Dataset records ::
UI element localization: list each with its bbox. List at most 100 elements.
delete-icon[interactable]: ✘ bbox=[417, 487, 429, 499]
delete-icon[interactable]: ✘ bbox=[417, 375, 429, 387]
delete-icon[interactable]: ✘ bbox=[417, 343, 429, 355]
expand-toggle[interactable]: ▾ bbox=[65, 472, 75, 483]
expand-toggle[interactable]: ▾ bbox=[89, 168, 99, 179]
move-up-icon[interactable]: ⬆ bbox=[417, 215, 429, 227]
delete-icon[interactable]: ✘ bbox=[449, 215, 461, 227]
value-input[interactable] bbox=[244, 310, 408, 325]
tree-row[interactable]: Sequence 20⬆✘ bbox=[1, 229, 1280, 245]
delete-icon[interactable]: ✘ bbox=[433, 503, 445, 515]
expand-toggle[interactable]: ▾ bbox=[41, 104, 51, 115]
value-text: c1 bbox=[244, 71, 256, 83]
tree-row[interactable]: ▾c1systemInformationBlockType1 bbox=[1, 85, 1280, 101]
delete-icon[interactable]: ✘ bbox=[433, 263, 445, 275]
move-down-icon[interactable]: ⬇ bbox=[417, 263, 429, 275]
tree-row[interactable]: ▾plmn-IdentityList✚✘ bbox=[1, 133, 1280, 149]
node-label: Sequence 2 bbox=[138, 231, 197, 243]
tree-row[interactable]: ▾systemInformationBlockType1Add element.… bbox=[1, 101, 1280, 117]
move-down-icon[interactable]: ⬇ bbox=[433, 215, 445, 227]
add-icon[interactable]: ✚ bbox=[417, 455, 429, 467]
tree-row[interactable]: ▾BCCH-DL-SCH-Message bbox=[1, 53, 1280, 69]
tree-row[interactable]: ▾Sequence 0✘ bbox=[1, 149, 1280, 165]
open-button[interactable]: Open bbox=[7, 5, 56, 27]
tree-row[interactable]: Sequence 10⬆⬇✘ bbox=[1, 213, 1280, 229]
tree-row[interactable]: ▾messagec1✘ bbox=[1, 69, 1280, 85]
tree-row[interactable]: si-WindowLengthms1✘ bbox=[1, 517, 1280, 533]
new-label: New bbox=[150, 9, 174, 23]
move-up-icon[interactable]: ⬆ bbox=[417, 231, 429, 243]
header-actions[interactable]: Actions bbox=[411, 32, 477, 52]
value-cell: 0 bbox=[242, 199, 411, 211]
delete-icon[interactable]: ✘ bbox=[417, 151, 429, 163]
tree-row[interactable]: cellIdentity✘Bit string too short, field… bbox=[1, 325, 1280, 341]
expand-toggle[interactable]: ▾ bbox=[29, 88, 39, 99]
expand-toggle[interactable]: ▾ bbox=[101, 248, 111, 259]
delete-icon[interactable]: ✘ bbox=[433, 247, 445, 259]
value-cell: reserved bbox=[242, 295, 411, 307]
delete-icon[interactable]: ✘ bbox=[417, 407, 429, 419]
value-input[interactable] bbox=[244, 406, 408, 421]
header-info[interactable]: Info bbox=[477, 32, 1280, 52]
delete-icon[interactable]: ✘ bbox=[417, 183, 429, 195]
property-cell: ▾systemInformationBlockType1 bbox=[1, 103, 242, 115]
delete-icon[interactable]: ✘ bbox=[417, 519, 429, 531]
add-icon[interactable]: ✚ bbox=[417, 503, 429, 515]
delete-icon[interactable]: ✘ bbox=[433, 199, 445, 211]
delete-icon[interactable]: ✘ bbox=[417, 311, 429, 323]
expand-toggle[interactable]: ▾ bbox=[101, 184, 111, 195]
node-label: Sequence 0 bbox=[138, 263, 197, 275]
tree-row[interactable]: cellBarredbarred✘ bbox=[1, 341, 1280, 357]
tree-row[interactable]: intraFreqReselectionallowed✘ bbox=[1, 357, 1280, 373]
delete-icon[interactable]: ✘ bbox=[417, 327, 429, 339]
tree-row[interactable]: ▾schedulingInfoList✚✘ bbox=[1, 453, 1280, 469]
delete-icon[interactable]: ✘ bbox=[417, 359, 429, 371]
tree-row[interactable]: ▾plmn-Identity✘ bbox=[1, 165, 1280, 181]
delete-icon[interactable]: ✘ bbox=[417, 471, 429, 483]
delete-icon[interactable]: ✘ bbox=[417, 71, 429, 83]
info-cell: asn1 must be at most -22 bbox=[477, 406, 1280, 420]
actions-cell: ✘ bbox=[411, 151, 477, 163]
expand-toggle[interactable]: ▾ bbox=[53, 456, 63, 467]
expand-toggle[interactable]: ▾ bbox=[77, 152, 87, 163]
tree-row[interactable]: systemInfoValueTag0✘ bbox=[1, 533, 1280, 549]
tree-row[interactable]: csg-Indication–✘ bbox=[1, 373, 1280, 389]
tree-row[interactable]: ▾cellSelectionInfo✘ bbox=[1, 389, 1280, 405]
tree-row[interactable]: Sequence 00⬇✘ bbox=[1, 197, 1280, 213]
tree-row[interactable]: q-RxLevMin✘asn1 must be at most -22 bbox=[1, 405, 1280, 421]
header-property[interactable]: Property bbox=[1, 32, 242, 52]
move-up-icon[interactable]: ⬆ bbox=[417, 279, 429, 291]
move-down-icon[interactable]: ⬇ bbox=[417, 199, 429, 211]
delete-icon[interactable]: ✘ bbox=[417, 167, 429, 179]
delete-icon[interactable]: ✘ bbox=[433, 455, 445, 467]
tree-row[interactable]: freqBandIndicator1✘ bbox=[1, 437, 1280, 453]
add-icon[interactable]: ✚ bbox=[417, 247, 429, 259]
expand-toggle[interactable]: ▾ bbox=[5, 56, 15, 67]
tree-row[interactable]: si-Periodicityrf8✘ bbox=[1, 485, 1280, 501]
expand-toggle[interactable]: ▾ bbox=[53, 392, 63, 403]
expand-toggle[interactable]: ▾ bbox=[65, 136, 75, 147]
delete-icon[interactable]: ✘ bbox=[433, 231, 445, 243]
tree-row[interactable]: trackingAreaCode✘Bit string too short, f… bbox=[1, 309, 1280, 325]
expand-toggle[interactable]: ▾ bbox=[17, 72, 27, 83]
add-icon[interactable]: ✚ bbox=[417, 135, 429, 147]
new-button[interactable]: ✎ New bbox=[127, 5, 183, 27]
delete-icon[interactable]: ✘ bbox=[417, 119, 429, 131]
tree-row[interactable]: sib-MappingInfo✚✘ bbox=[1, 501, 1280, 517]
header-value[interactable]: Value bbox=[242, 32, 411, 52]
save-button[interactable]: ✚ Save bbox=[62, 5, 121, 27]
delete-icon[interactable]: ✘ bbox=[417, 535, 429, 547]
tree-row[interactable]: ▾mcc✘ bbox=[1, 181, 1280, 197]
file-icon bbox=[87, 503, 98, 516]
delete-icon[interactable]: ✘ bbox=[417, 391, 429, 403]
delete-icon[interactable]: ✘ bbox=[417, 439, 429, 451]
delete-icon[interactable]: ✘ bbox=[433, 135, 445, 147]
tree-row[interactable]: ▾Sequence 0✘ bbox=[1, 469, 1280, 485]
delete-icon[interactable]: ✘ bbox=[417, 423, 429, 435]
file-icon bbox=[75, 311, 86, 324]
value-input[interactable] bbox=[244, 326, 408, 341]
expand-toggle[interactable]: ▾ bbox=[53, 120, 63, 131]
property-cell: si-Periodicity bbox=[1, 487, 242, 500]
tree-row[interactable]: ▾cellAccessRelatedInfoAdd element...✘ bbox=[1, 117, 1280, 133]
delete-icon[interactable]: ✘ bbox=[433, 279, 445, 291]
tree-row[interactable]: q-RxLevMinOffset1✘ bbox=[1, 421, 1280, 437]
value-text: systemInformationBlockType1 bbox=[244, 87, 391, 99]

Task instructions ::
Copy the entries again word for word, from their start through the line that contains "expand-toggle[interactable]: ▾ bbox=[89, 168, 99, 179]", both ends included.

Output for this exercise ::
UI element localization: list each with its bbox. List at most 100 elements.
delete-icon[interactable]: ✘ bbox=[417, 487, 429, 499]
delete-icon[interactable]: ✘ bbox=[417, 375, 429, 387]
delete-icon[interactable]: ✘ bbox=[417, 343, 429, 355]
expand-toggle[interactable]: ▾ bbox=[65, 472, 75, 483]
expand-toggle[interactable]: ▾ bbox=[89, 168, 99, 179]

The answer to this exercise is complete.